* _WHAT IS BEING ASKED_
Rewrite the passage on maternal, newborn and child health in emergencies, beginning at the words "More than 500" and stopping after "key technical resources.", and replace "emergency settings" with "humanitarian settings".

*** Opening PASSAGE FOR REVIEW ***

More than 500 women and girls die in emergency settings every day due to complications arising from pregnancy and childbirth (UNFPA, 2018, p. 3). In 2017, an estimated 535 million children
(nearly one in four of the world’s children) lived in countries affected by emergencies (UNICEF, 2017). This report provides examples of organisations working in maternal, newborn and child
health (MNCH) in emergency settings and some key technical resources.
Organisations working in maternal, newborn and child health (MNCH) in humanitarian emergencies largely implement the Minimum Initial Service Package (MISP) developed by the Inter-Agency Working Group on Reproductive Health in Crises (IAWG). Programmes focus on providing a range of basic health services at the onset of an emergency and then expand on these, adding more comprehensive services. Common tools and approaches in the onset phase include:
- Mobilising surge emergency healthcare staff to provide services;
- Establishing temporary health outposts close to crisis-affected communities and designing referral systems for women and newborns in need of more comprehensive care;
- Providing mobile services;
- Ensuring health workers have the necessary supplies (equipment, drugs etc) by deploying emergency health care kits;
- Raising awareness amongst the affected population of how to access services.

*** Closing PASSAGE FOR REVIEW ***
*** Opening DATASET RECORDS ***

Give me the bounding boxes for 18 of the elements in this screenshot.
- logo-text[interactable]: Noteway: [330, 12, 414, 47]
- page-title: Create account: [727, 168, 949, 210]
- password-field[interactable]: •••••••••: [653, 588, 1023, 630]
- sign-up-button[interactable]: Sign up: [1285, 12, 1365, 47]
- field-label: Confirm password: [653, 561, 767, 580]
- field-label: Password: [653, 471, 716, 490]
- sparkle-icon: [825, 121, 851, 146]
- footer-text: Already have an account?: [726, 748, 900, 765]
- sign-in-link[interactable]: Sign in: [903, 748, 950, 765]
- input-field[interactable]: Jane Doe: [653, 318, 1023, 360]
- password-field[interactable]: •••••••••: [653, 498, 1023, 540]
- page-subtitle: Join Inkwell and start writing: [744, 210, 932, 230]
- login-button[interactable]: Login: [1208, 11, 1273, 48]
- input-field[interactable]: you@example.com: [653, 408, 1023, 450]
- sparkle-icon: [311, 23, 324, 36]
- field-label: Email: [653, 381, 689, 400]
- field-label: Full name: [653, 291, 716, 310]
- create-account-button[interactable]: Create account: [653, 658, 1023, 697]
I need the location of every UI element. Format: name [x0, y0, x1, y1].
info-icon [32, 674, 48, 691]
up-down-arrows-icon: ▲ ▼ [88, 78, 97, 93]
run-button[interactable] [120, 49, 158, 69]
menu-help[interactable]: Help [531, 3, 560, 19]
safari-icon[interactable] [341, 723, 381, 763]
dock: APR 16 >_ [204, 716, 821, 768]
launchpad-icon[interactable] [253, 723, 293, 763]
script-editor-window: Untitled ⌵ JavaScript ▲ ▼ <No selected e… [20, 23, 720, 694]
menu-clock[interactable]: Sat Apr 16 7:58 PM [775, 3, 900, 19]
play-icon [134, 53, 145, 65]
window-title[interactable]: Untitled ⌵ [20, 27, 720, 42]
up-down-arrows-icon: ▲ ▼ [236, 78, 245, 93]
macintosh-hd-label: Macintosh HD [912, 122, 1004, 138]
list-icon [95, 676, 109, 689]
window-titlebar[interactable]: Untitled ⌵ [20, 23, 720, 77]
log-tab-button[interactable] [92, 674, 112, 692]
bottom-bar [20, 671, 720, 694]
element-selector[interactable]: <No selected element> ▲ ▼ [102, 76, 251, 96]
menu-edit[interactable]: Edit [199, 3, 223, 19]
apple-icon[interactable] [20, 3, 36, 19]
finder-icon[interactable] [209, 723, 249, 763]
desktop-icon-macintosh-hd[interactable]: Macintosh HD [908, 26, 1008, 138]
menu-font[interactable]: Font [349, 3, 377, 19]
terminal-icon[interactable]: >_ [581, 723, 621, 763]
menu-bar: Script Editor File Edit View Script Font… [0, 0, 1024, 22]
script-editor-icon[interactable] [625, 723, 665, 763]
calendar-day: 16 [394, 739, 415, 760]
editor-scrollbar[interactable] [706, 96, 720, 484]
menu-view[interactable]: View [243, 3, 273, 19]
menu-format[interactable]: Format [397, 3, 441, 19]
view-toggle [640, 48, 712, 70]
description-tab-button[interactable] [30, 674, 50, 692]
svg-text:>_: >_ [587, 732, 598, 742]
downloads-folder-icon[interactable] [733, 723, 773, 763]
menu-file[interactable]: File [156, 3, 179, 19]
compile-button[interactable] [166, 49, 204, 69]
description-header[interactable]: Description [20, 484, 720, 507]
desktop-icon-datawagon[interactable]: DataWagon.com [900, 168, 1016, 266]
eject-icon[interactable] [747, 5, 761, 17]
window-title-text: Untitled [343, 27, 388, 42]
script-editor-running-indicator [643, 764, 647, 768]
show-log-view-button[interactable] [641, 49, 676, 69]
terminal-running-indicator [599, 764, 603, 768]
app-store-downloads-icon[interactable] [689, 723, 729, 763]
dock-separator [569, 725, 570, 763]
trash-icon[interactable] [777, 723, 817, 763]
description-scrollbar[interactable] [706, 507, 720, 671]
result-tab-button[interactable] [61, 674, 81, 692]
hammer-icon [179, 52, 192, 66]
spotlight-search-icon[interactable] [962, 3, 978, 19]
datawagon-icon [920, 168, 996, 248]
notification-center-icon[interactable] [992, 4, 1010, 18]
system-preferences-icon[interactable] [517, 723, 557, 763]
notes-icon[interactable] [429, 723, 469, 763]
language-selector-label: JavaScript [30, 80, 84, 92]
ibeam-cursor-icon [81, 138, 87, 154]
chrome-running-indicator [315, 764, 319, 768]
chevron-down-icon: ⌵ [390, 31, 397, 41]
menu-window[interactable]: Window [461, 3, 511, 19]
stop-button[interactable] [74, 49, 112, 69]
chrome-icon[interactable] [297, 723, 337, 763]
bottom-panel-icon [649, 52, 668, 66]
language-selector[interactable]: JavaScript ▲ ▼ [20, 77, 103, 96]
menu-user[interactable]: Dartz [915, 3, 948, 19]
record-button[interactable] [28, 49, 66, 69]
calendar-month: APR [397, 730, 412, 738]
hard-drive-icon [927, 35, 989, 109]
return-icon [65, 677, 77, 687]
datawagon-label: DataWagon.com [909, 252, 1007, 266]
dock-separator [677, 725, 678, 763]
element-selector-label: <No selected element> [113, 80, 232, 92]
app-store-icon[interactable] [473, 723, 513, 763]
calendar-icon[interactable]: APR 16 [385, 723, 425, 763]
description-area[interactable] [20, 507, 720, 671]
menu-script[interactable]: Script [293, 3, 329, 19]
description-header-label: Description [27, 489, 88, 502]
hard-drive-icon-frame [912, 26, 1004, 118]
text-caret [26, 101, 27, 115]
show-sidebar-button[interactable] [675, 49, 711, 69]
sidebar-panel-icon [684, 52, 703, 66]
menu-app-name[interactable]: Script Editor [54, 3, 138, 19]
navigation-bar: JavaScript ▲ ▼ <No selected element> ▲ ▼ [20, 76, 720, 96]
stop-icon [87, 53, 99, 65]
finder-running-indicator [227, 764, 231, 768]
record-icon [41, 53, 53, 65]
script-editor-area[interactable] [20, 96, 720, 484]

*** Closing DATASET RECORDS ***

* _ANSWER TO THIS TASK_
More than 500 women and girls die in humanitarian settings every day due to complications arising from pregnancy and childbirth (UNFPA, 2018, p. 3). In 2017, an estimated 535 million children
(nearly one in four of the world’s children) lived in countries affected by emergencies (UNICEF, 2017). This report provides examples of organisations working in maternal, newborn and child
health (MNCH) in humanitarian settings and some key technical resources.